Check each line of the listing below for the string "pressure", and copy the ones that have it.
[START OF Records provided]
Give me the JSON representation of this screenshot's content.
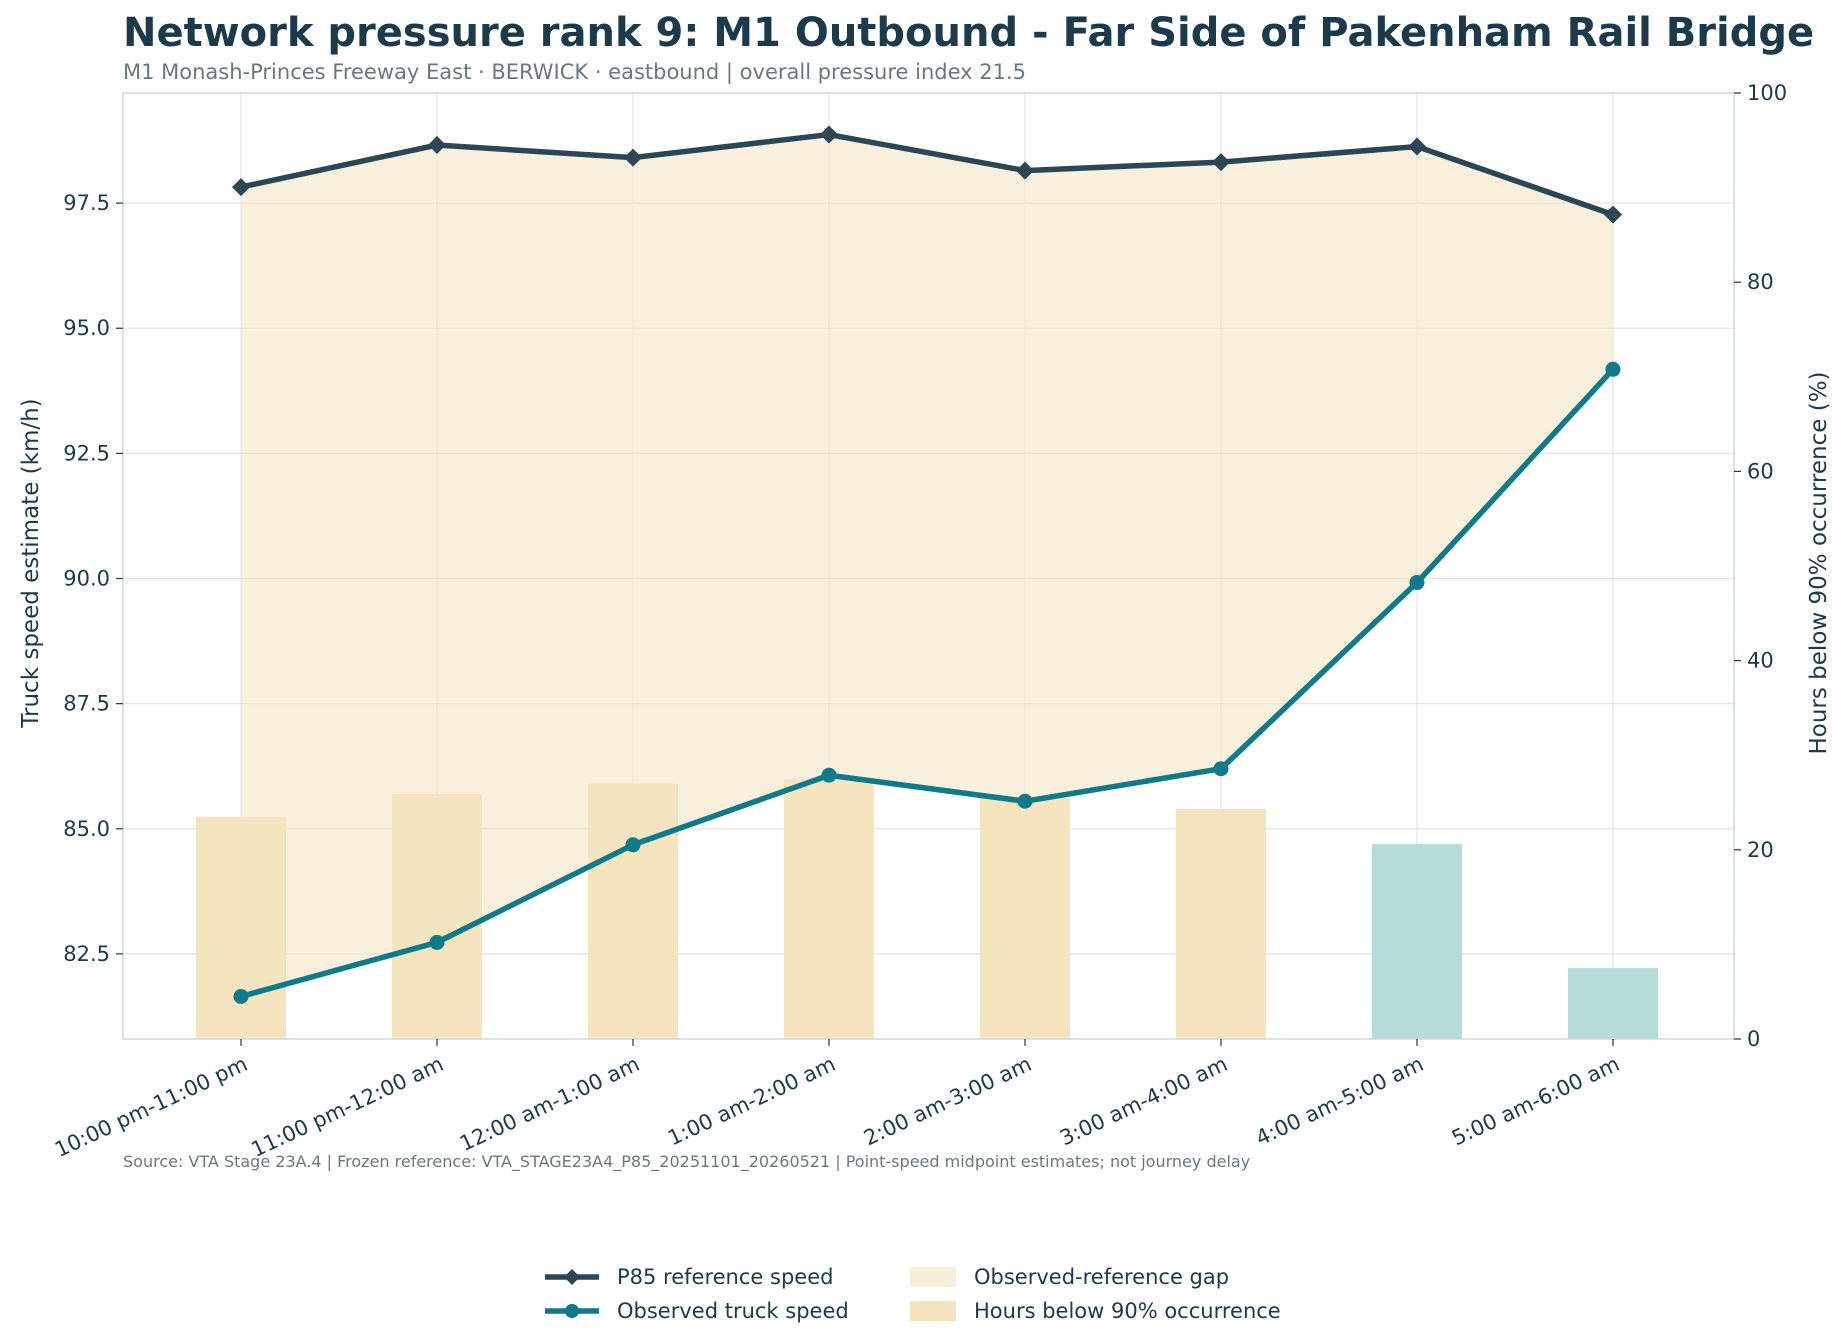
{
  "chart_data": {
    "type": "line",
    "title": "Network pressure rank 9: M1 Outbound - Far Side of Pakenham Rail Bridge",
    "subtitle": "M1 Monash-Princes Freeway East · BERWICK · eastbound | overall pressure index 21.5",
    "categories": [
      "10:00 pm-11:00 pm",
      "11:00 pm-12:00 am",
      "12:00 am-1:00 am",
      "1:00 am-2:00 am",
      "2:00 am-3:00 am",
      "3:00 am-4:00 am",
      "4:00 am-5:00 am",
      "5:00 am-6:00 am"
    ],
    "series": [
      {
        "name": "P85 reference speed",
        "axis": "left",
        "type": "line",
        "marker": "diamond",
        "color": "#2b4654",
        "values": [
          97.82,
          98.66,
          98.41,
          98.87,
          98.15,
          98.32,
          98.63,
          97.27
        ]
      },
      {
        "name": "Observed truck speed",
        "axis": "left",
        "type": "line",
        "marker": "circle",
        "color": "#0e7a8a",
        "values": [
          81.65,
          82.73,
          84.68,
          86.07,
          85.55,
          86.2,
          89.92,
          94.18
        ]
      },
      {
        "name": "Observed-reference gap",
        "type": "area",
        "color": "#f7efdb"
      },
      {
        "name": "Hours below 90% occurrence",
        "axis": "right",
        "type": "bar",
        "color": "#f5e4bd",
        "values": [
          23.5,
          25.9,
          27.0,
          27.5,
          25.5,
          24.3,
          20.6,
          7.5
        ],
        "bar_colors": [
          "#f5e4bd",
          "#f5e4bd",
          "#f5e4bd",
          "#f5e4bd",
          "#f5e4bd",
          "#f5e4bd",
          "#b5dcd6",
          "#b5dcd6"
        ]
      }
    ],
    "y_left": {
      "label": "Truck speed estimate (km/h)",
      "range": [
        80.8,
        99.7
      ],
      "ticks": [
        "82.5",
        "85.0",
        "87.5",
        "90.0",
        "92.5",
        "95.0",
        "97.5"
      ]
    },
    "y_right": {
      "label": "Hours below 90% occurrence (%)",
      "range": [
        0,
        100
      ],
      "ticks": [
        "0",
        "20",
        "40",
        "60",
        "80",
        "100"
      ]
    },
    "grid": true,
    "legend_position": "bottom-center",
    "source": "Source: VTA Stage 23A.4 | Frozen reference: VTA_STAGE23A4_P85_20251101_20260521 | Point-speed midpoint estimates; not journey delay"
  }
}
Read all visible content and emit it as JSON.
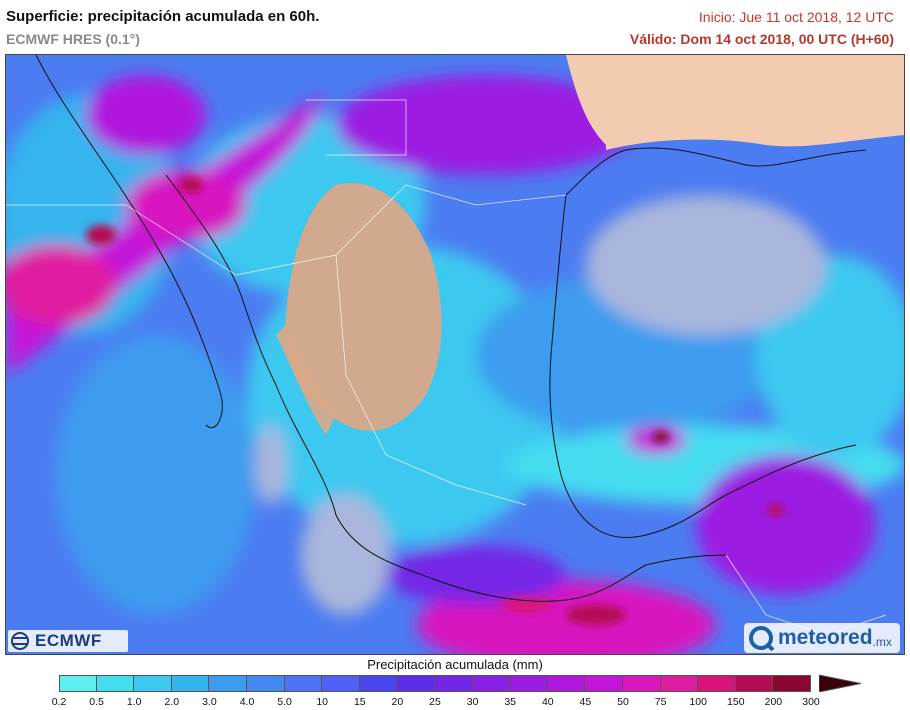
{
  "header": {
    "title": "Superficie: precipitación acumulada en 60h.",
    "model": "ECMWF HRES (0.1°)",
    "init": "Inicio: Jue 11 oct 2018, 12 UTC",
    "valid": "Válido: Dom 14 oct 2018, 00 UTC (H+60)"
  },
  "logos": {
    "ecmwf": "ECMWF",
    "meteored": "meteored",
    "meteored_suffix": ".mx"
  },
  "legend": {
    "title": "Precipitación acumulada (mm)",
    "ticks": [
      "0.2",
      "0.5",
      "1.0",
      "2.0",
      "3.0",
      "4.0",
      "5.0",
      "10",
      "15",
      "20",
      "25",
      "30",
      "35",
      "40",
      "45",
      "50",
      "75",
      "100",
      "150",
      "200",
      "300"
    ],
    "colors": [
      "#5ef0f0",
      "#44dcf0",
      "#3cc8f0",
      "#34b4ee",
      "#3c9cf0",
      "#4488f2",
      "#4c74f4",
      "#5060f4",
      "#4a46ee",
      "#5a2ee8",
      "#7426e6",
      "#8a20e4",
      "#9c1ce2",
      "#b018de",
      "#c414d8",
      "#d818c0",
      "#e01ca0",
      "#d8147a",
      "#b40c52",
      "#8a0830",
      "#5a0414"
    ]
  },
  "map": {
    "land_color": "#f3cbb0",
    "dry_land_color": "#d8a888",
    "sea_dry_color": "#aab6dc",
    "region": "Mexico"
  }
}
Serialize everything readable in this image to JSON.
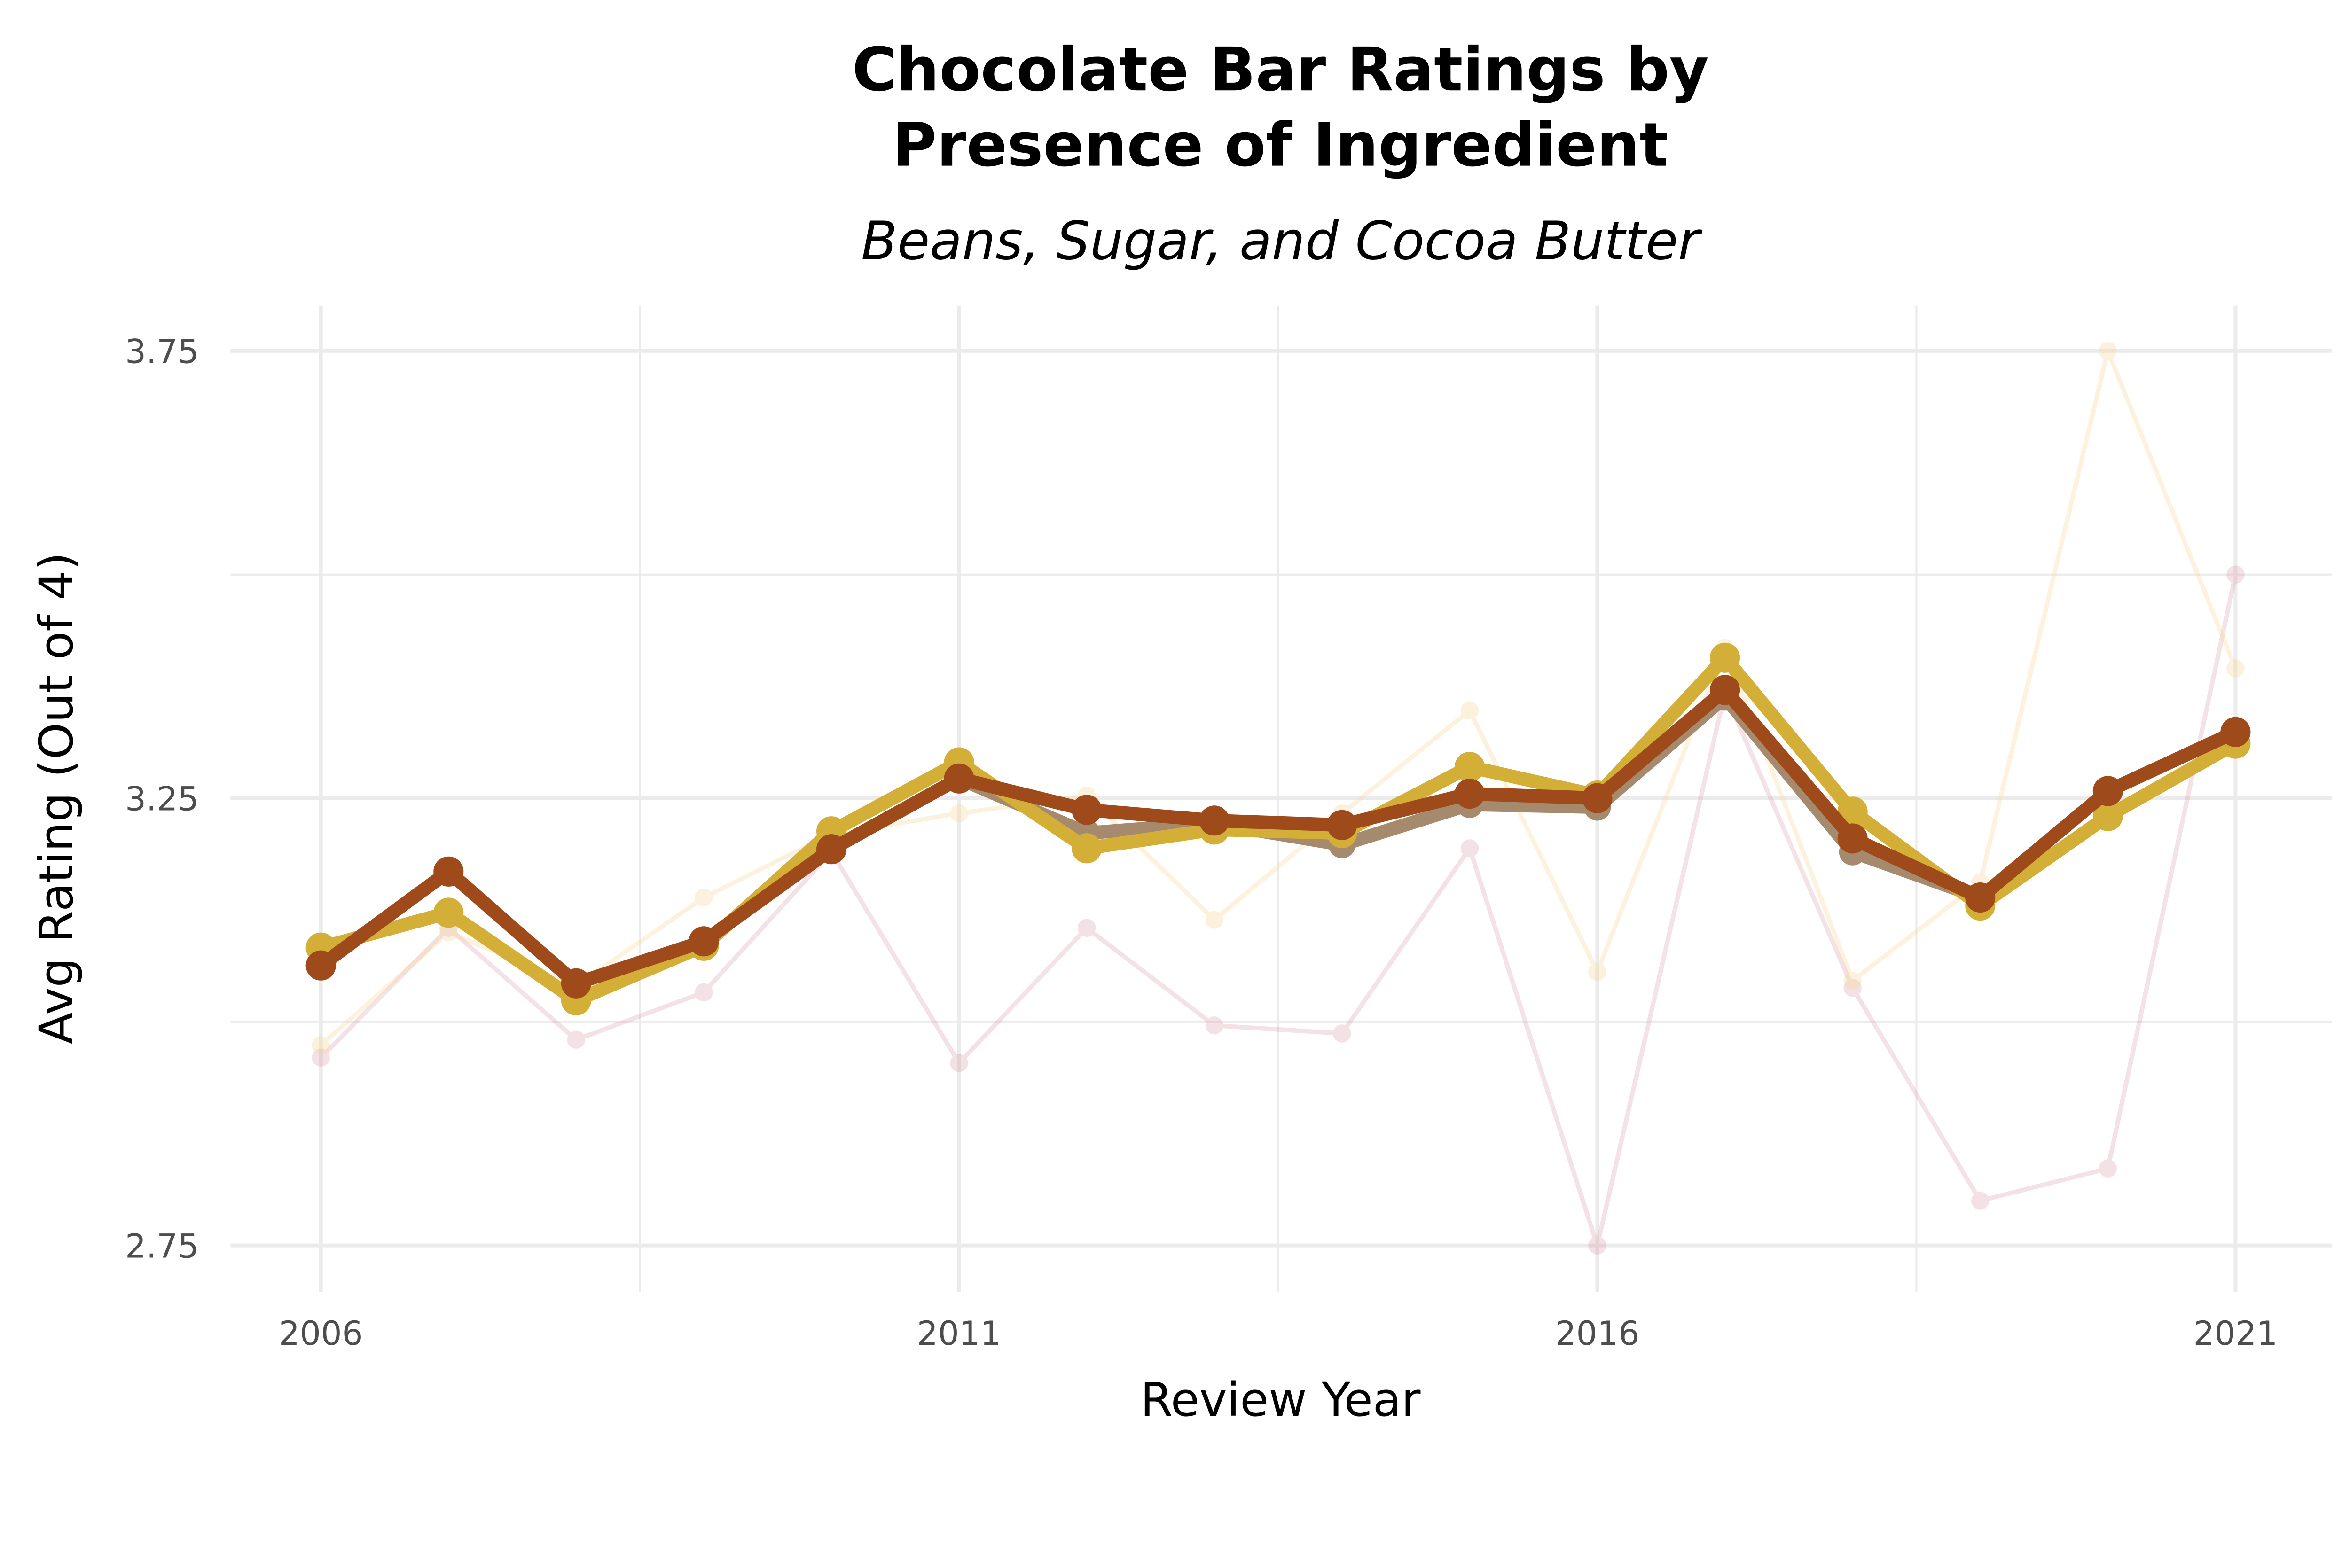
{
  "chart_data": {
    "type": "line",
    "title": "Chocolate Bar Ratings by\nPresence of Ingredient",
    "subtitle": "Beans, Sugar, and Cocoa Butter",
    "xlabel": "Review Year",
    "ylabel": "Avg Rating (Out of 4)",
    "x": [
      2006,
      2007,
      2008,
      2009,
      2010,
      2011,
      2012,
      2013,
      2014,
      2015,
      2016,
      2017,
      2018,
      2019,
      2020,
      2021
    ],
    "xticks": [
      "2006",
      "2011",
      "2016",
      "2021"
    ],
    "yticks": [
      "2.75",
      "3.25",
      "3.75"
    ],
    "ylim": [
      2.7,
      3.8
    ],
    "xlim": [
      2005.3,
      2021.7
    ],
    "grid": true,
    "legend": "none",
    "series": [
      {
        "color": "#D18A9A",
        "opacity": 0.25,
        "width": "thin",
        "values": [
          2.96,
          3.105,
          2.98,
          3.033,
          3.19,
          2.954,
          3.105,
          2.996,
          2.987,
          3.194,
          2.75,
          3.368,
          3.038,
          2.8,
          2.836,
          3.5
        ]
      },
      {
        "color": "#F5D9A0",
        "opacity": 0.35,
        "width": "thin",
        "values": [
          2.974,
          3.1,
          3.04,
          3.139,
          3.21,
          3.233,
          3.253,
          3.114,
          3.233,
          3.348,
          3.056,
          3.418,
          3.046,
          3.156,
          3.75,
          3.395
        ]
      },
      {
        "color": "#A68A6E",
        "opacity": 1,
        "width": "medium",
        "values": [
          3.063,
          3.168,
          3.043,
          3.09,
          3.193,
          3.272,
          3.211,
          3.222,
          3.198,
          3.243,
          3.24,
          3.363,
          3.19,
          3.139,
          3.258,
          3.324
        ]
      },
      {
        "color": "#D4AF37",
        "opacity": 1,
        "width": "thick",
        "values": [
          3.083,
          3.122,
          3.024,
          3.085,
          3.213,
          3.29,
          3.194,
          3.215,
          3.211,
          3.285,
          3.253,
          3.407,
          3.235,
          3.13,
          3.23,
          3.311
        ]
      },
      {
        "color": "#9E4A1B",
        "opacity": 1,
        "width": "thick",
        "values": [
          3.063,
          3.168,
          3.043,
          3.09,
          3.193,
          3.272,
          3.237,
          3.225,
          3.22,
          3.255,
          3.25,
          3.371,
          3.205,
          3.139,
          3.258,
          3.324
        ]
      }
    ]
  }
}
[END OF Records provided]
**Exercise solution**
    "title": "Network pressure rank 9: M1 Outbound - Far Side of Pakenham Rail Bridge",
    "subtitle": "M1 Monash-Princes Freeway East · BERWICK · eastbound | overall pressure index 21.5",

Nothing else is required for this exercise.